• Records supplied

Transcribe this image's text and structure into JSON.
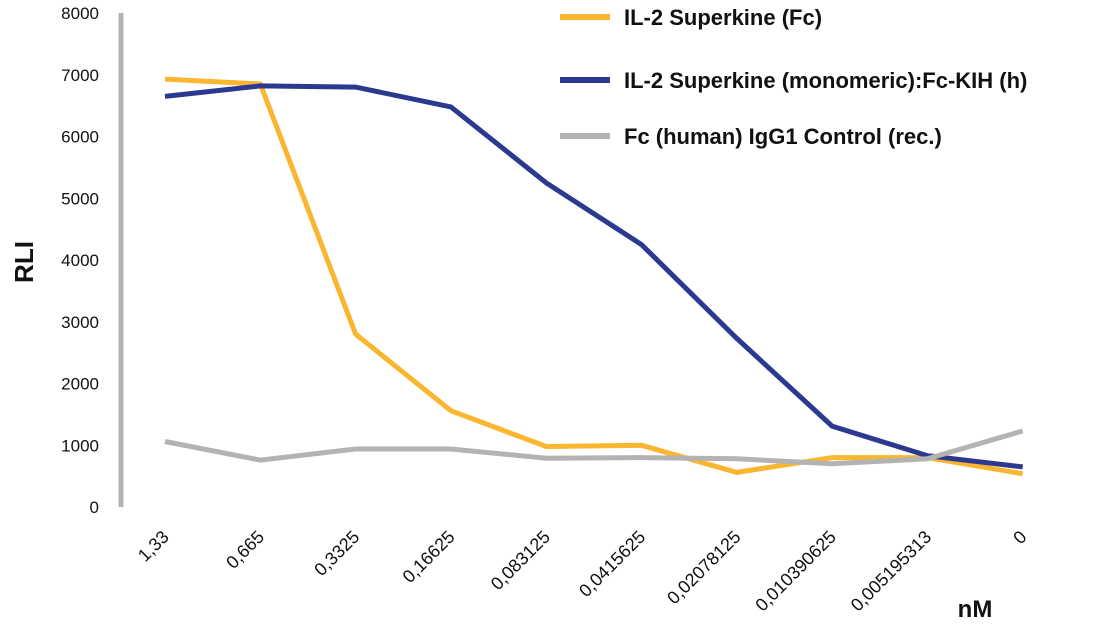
{
  "chart_data": {
    "type": "line",
    "title": "",
    "xlabel": "nM",
    "ylabel": "RLI",
    "categories": [
      "1,33",
      "0,665",
      "0,3325",
      "0,16625",
      "0,083125",
      "0,0415625",
      "0,02078125",
      "0,010390625",
      "0,005195313",
      "0"
    ],
    "yticks": [
      "0",
      "1000",
      "2000",
      "3000",
      "4000",
      "5000",
      "6000",
      "7000",
      "8000"
    ],
    "ylim": [
      0,
      8000
    ],
    "grid": false,
    "legend_position": "top-right",
    "series": [
      {
        "name": "IL-2 Superkine (Fc)",
        "color": "#F9B62E",
        "values": [
          6930,
          6850,
          2800,
          1560,
          980,
          1000,
          560,
          800,
          800,
          540
        ]
      },
      {
        "name": "IL-2 Superkine (monomeric):Fc-KIH (h)",
        "color": "#2B3990",
        "values": [
          6650,
          6820,
          6800,
          6480,
          5250,
          4250,
          2730,
          1310,
          830,
          650
        ]
      },
      {
        "name": "Fc (human) IgG1 Control (rec.)",
        "color": "#B3B3B3",
        "values": [
          1060,
          760,
          940,
          940,
          790,
          800,
          780,
          700,
          780,
          1230
        ]
      }
    ]
  }
}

• Set exercise
Where a line holds "name", copy that line.

• Answer
        "name": "IL-2 Superkine (Fc)",
        "name": "IL-2 Superkine (monomeric):Fc-KIH (h)",
        "name": "Fc (human) IgG1 Control (rec.)",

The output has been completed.